#### GIVEN REQUEST:
From the entries below, please gather each line containing the string "Samuel".

━━ EXERCISE MATERIAL

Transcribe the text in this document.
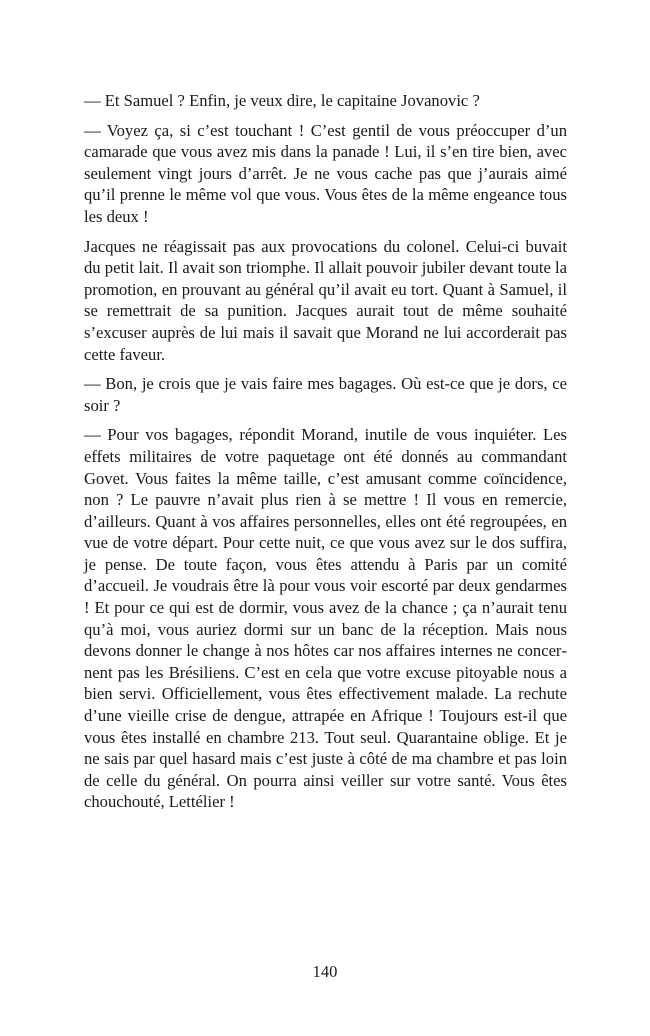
— Et Samuel ? Enfin, je veux dire, le capitaine Jovanovic ?

— Voyez ça, si c’est touchant ! C’est gentil de vous préoccuper d’un camarade que vous avez mis dans la panade ! Lui, il s’en tire bien, avec seulement vingt jours d’arrêt. Je ne vous cache pas que j’aurais aimé qu’il prenne le même vol que vous. Vous êtes de la même engeance tous les deux !

Jacques ne réagissait pas aux provocations du colonel. Celui-ci buvait du petit lait. Il avait son triomphe. Il allait pouvoir jubiler devant toute la promotion, en prouvant au général qu’il avait eu tort. Quant à Samuel, il se remettrait de sa punition. Jacques aurait tout de même souhaité s’excuser auprès de lui mais il savait que Morand ne lui accorderait pas cette faveur.

— Bon, je crois que je vais faire mes bagages. Où est-ce que je dors, ce soir ?

— Pour vos bagages, répondit Morand, inutile de vous inquiéter. Les effets militaires de votre paquetage ont été donnés au commandant Govet. Vous faites la même taille, c’est amusant comme coïncidence, non ? Le pauvre n’avait plus rien à se mettre ! Il vous en remercie, d’ailleurs. Quant à vos affaires personnelles, elles ont été regroupées, en vue de votre départ. Pour cette nuit, ce que vous avez sur le dos suffira, je pense. De toute façon, vous êtes attendu à Paris par un comité d’accueil. Je voudrais être là pour vous voir escorté par deux gendarmes ! Et pour ce qui est de dormir, vous avez de la chance ; ça n’aurait tenu qu’à moi, vous auriez dormi sur un banc de la réception. Mais nous devons donner le change à nos hôtes car nos affaires internes ne concernent pas les Brésiliens. C’est en cela que votre excuse pitoyable nous a bien servi. Officiellement, vous êtes effectivement malade. La rechute d’une vieille crise de dengue, attrapée en Afrique ! Toujours est-il que vous êtes installé en chambre 213. Tout seul. Quarantaine oblige. Et je ne sais par quel hasard mais c’est juste à côté de ma chambre et pas loin de celle du général. On pourra ainsi veiller sur votre santé. Vous êtes chouchouté, Lettélier !

140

━━━━

#### OUTPUT FOR THIS TASK:
— Et Samuel ? Enfin, je veux dire, le capitaine Jovanovic ?
Jacques ne réagissait pas aux provocations du colonel. Celui-ci buvait du petit lait. Il avait son triomphe. Il allait pouvoir jubiler devant toute la promotion, en prouvant au général qu’il avait eu tort. Quant à Samuel, il se remettrait de sa punition. Jacques aurait tout de même souhaité s’excuser auprès de lui mais il savait que Morand ne lui accorderait pas cette faveur.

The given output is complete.